(EXERCISE TASK):
Every line below that contains "size" is to be copied.

— Start DATA EXCERPTS —

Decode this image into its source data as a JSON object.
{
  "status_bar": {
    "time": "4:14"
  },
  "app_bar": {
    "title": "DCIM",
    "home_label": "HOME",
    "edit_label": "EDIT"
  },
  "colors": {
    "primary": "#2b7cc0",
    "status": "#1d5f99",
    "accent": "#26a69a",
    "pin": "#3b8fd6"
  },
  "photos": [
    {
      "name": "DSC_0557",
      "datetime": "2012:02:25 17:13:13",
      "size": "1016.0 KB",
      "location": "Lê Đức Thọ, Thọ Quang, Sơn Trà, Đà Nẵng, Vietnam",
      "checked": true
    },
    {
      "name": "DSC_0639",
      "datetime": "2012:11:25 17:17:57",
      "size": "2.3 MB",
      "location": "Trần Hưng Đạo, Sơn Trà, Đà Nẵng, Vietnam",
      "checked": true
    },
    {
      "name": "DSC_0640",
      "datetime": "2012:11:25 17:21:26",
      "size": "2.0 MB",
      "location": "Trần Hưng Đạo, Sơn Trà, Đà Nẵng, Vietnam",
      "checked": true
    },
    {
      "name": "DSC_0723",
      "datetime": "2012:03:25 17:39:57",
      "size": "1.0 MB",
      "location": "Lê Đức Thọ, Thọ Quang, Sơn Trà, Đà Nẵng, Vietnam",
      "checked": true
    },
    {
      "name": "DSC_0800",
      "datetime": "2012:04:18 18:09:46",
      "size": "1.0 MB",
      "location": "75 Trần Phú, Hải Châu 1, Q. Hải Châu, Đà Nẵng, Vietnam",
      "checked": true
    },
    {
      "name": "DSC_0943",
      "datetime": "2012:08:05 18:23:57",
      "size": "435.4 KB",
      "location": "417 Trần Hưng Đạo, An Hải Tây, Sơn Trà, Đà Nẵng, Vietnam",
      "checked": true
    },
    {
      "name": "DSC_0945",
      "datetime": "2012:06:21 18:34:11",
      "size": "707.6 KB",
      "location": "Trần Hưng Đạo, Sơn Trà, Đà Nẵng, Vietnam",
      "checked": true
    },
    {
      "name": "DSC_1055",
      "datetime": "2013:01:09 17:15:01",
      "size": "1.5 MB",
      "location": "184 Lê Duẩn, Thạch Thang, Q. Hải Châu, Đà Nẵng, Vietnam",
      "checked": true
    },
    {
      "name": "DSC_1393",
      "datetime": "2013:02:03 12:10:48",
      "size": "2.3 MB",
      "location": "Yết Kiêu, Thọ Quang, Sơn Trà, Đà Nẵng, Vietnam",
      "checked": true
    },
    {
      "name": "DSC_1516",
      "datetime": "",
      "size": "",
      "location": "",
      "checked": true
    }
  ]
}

— End DATA EXCERPTS —
— Start DATA EXCERPTS —

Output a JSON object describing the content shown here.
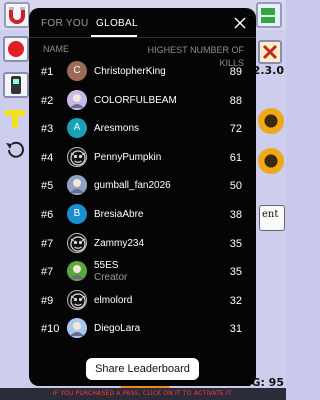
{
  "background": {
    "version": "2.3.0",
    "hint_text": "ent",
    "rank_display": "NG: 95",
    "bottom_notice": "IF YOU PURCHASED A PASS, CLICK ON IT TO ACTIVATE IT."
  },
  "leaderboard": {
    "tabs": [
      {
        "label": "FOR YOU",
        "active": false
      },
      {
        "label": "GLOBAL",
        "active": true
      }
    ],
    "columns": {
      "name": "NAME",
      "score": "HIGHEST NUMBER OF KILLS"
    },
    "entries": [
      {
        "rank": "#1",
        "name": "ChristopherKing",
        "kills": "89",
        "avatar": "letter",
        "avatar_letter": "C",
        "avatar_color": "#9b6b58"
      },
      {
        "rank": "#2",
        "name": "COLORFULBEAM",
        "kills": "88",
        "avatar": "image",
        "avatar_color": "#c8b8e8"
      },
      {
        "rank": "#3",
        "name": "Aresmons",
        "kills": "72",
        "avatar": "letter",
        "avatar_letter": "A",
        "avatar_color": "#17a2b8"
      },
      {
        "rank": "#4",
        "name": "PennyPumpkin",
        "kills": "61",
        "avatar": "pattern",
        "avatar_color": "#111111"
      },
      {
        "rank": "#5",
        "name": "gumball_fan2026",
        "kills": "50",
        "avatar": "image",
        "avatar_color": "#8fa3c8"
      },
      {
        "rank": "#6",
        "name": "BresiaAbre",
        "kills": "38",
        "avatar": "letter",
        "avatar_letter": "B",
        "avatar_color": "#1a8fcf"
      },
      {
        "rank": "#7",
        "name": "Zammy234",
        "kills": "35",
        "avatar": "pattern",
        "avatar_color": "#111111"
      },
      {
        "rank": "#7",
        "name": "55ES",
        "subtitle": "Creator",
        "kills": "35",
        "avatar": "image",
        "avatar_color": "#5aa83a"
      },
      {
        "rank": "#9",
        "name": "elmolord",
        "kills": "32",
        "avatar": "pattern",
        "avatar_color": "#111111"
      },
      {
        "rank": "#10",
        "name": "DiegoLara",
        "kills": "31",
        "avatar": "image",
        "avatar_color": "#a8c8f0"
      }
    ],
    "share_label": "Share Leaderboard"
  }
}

— End DATA EXCERPTS —

(REPLY):
      "size": "1016.0 KB",
      "size": "2.3 MB",
      "size": "2.0 MB",
      "size": "1.0 MB",
      "size": "1.0 MB",
      "size": "435.4 KB",
      "size": "707.6 KB",
      "size": "1.5 MB",
      "size": "2.3 MB",
      "size": "",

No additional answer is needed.